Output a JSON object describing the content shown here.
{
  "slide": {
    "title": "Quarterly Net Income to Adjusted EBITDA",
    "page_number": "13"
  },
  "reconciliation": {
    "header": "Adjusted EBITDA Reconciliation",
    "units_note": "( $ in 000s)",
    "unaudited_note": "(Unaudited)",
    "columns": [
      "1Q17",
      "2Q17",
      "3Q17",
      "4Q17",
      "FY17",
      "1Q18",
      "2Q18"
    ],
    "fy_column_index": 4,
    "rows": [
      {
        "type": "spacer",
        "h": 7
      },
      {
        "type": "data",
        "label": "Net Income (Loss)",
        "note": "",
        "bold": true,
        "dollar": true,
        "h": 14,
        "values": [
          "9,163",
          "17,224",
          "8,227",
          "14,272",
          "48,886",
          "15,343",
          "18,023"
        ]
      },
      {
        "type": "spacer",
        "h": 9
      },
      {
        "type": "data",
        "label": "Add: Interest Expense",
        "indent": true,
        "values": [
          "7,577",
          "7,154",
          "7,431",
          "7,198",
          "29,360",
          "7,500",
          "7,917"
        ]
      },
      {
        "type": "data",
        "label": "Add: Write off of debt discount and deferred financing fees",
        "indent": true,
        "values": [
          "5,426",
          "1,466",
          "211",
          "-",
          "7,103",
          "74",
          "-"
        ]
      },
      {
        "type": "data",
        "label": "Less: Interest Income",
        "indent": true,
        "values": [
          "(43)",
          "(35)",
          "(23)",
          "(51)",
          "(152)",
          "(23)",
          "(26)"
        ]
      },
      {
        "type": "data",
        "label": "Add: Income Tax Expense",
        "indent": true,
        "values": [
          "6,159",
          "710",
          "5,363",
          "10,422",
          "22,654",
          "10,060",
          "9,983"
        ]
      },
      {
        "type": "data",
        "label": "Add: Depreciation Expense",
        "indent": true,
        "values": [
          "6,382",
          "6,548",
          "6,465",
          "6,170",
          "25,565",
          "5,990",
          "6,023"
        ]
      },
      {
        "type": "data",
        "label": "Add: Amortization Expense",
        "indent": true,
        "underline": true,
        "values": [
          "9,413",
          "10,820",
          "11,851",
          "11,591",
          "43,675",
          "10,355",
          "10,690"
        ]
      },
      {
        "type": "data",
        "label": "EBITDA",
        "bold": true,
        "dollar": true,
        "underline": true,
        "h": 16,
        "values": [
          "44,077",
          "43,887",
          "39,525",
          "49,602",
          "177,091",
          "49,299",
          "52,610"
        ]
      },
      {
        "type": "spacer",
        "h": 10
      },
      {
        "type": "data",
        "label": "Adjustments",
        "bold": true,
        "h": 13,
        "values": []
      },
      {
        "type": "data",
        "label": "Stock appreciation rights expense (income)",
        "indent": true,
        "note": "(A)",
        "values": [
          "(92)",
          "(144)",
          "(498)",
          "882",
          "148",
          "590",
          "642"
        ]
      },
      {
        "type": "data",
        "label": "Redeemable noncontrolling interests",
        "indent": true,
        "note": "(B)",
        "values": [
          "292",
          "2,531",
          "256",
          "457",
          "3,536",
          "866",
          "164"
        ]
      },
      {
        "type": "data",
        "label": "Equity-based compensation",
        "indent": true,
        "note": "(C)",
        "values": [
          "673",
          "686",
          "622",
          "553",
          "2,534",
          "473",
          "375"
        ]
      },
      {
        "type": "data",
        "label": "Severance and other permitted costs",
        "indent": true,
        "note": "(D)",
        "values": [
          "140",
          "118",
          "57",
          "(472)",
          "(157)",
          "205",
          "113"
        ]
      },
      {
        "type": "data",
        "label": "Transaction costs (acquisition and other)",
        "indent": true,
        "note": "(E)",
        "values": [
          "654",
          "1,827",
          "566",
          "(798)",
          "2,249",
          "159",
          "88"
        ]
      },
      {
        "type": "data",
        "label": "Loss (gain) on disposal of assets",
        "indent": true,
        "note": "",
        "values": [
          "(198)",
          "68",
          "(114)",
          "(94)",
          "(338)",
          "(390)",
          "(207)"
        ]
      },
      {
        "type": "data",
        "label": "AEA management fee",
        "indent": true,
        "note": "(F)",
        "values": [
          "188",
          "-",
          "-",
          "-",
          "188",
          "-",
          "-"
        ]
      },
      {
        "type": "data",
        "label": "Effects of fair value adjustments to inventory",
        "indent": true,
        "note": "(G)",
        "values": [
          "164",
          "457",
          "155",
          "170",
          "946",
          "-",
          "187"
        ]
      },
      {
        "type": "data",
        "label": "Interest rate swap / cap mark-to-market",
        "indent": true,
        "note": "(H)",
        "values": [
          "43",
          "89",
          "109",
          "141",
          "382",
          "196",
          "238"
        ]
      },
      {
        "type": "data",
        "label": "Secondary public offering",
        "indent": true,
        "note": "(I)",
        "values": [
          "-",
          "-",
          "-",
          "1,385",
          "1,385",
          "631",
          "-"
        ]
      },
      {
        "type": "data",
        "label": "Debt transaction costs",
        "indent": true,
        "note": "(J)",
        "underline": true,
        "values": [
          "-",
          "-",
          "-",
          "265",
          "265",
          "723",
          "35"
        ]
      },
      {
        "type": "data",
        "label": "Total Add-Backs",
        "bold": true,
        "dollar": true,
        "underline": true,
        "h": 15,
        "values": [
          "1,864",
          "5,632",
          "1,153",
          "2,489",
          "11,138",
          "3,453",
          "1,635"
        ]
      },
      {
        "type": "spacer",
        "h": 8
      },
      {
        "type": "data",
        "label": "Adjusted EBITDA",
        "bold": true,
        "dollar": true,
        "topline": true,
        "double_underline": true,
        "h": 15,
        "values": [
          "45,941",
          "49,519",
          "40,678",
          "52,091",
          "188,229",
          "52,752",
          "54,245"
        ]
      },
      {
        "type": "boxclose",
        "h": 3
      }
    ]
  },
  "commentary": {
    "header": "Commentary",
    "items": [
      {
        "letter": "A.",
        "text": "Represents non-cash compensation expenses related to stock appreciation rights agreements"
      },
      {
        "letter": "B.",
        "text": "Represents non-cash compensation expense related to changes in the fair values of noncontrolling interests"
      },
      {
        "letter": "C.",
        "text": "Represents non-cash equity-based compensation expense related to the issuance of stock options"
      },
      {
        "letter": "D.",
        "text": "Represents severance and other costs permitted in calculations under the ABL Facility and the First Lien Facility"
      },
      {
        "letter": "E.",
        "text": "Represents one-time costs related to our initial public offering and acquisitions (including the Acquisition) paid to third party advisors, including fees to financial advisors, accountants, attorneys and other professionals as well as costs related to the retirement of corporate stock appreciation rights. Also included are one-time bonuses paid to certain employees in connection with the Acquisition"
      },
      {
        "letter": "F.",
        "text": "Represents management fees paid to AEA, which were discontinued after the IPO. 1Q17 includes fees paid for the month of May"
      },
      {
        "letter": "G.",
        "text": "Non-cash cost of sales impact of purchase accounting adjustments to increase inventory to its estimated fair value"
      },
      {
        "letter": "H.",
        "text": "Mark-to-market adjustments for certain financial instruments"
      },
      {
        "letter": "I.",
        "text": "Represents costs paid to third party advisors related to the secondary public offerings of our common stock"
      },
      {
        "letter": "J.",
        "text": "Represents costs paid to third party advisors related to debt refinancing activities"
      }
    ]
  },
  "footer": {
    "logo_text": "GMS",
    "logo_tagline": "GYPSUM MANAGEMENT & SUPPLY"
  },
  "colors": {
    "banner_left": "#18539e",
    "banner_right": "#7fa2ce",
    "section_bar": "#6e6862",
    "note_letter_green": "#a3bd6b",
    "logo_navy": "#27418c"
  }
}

****************

WHAT IS BEING ASKED ▸ Each line of the material above must be retyped precisely.

SOLUTION ▸
Output a JSON object describing the content shown here.
{
  "slide": {
    "title": "Quarterly Net Income to Adjusted EBITDA",
    "page_number": "13"
  },
  "reconciliation": {
    "header": "Adjusted EBITDA Reconciliation",
    "units_note": "( $ in 000s)",
    "unaudited_note": "(Unaudited)",
    "columns": [
      "1Q17",
      "2Q17",
      "3Q17",
      "4Q17",
      "FY17",
      "1Q18",
      "2Q18"
    ],
    "fy_column_index": 4,
    "rows": [
      {
        "type": "spacer",
        "h": 7
      },
      {
        "type": "data",
        "label": "Net Income (Loss)",
        "note": "",
        "bold": true,
        "dollar": true,
        "h": 14,
        "values": [
          "9,163",
          "17,224",
          "8,227",
          "14,272",
          "48,886",
          "15,343",
          "18,023"
        ]
      },
      {
        "type": "spacer",
        "h": 9
      },
      {
        "type": "data",
        "label": "Add: Interest Expense",
        "indent": true,
        "values": [
          "7,577",
          "7,154",
          "7,431",
          "7,198",
          "29,360",
          "7,500",
          "7,917"
        ]
      },
      {
        "type": "data",
        "label": "Add: Write off of debt discount and deferred financing fees",
        "indent": true,
        "values": [
          "5,426",
          "1,466",
          "211",
          "-",
          "7,103",
          "74",
          "-"
        ]
      },
      {
        "type": "data",
        "label": "Less: Interest Income",
        "indent": true,
        "values": [
          "(43)",
          "(35)",
          "(23)",
          "(51)",
          "(152)",
          "(23)",
          "(26)"
        ]
      },
      {
        "type": "data",
        "label": "Add: Income Tax Expense",
        "indent": true,
        "values": [
          "6,159",
          "710",
          "5,363",
          "10,422",
          "22,654",
          "10,060",
          "9,983"
        ]
      },
      {
        "type": "data",
        "label": "Add: Depreciation Expense",
        "indent": true,
        "values": [
          "6,382",
          "6,548",
          "6,465",
          "6,170",
          "25,565",
          "5,990",
          "6,023"
        ]
      },
      {
        "type": "data",
        "label": "Add: Amortization Expense",
        "indent": true,
        "underline": true,
        "values": [
          "9,413",
          "10,820",
          "11,851",
          "11,591",
          "43,675",
          "10,355",
          "10,690"
        ]
      },
      {
        "type": "data",
        "label": "EBITDA",
        "bold": true,
        "dollar": true,
        "underline": true,
        "h": 16,
        "values": [
          "44,077",
          "43,887",
          "39,525",
          "49,602",
          "177,091",
          "49,299",
          "52,610"
        ]
      },
      {
        "type": "spacer",
        "h": 10
      },
      {
        "type": "data",
        "label": "Adjustments",
        "bold": true,
        "h": 13,
        "values": []
      },
      {
        "type": "data",
        "label": "Stock appreciation rights expense (income)",
        "indent": true,
        "note": "(A)",
        "values": [
          "(92)",
          "(144)",
          "(498)",
          "882",
          "148",
          "590",
          "642"
        ]
      },
      {
        "type": "data",
        "label": "Redeemable noncontrolling interests",
        "indent": true,
        "note": "(B)",
        "values": [
          "292",
          "2,531",
          "256",
          "457",
          "3,536",
          "866",
          "164"
        ]
      },
      {
        "type": "data",
        "label": "Equity-based compensation",
        "indent": true,
        "note": "(C)",
        "values": [
          "673",
          "686",
          "622",
          "553",
          "2,534",
          "473",
          "375"
        ]
      },
      {
        "type": "data",
        "label": "Severance and other permitted costs",
        "indent": true,
        "note": "(D)",
        "values": [
          "140",
          "118",
          "57",
          "(472)",
          "(157)",
          "205",
          "113"
        ]
      },
      {
        "type": "data",
        "label": "Transaction costs (acquisition and other)",
        "indent": true,
        "note": "(E)",
        "values": [
          "654",
          "1,827",
          "566",
          "(798)",
          "2,249",
          "159",
          "88"
        ]
      },
      {
        "type": "data",
        "label": "Loss (gain) on disposal of assets",
        "indent": true,
        "note": "",
        "values": [
          "(198)",
          "68",
          "(114)",
          "(94)",
          "(338)",
          "(390)",
          "(207)"
        ]
      },
      {
        "type": "data",
        "label": "AEA management fee",
        "indent": true,
        "note": "(F)",
        "values": [
          "188",
          "-",
          "-",
          "-",
          "188",
          "-",
          "-"
        ]
      },
      {
        "type": "data",
        "label": "Effects of fair value adjustments to inventory",
        "indent": true,
        "note": "(G)",
        "values": [
          "164",
          "457",
          "155",
          "170",
          "946",
          "-",
          "187"
        ]
      },
      {
        "type": "data",
        "label": "Interest rate swap / cap mark-to-market",
        "indent": true,
        "note": "(H)",
        "values": [
          "43",
          "89",
          "109",
          "141",
          "382",
          "196",
          "238"
        ]
      },
      {
        "type": "data",
        "label": "Secondary public offering",
        "indent": true,
        "note": "(I)",
        "values": [
          "-",
          "-",
          "-",
          "1,385",
          "1,385",
          "631",
          "-"
        ]
      },
      {
        "type": "data",
        "label": "Debt transaction costs",
        "indent": true,
        "note": "(J)",
        "underline": true,
        "values": [
          "-",
          "-",
          "-",
          "265",
          "265",
          "723",
          "35"
        ]
      },
      {
        "type": "data",
        "label": "Total Add-Backs",
        "bold": true,
        "dollar": true,
        "underline": true,
        "h": 15,
        "values": [
          "1,864",
          "5,632",
          "1,153",
          "2,489",
          "11,138",
          "3,453",
          "1,635"
        ]
      },
      {
        "type": "spacer",
        "h": 8
      },
      {
        "type": "data",
        "label": "Adjusted EBITDA",
        "bold": true,
        "dollar": true,
        "topline": true,
        "double_underline": true,
        "h": 15,
        "values": [
          "45,941",
          "49,519",
          "40,678",
          "52,091",
          "188,229",
          "52,752",
          "54,245"
        ]
      },
      {
        "type": "boxclose",
        "h": 3
      }
    ]
  },
  "commentary": {
    "header": "Commentary",
    "items": [
      {
        "letter": "A.",
        "text": "Represents non-cash compensation expenses related to stock appreciation rights agreements"
      },
      {
        "letter": "B.",
        "text": "Represents non-cash compensation expense related to changes in the fair values of noncontrolling interests"
      },
      {
        "letter": "C.",
        "text": "Represents non-cash equity-based compensation expense related to the issuance of stock options"
      },
      {
        "letter": "D.",
        "text": "Represents severance and other costs permitted in calculations under the ABL Facility and the First Lien Facility"
      },
      {
        "letter": "E.",
        "text": "Represents one-time costs related to our initial public offering and acquisitions (including the Acquisition) paid to third party advisors, including fees to financial advisors, accountants, attorneys and other professionals as well as costs related to the retirement of corporate stock appreciation rights. Also included are one-time bonuses paid to certain employees in connection with the Acquisition"
      },
      {
        "letter": "F.",
        "text": "Represents management fees paid to AEA, which were discontinued after the IPO. 1Q17 includes fees paid for the month of May"
      },
      {
        "letter": "G.",
        "text": "Non-cash cost of sales impact of purchase accounting adjustments to increase inventory to its estimated fair value"
      },
      {
        "letter": "H.",
        "text": "Mark-to-market adjustments for certain financial instruments"
      },
      {
        "letter": "I.",
        "text": "Represents costs paid to third party advisors related to the secondary public offerings of our common stock"
      },
      {
        "letter": "J.",
        "text": "Represents costs paid to third party advisors related to debt refinancing activities"
      }
    ]
  },
  "footer": {
    "logo_text": "GMS",
    "logo_tagline": "GYPSUM MANAGEMENT & SUPPLY"
  },
  "colors": {
    "banner_left": "#18539e",
    "banner_right": "#7fa2ce",
    "section_bar": "#6e6862",
    "note_letter_green": "#a3bd6b",
    "logo_navy": "#27418c"
  }
}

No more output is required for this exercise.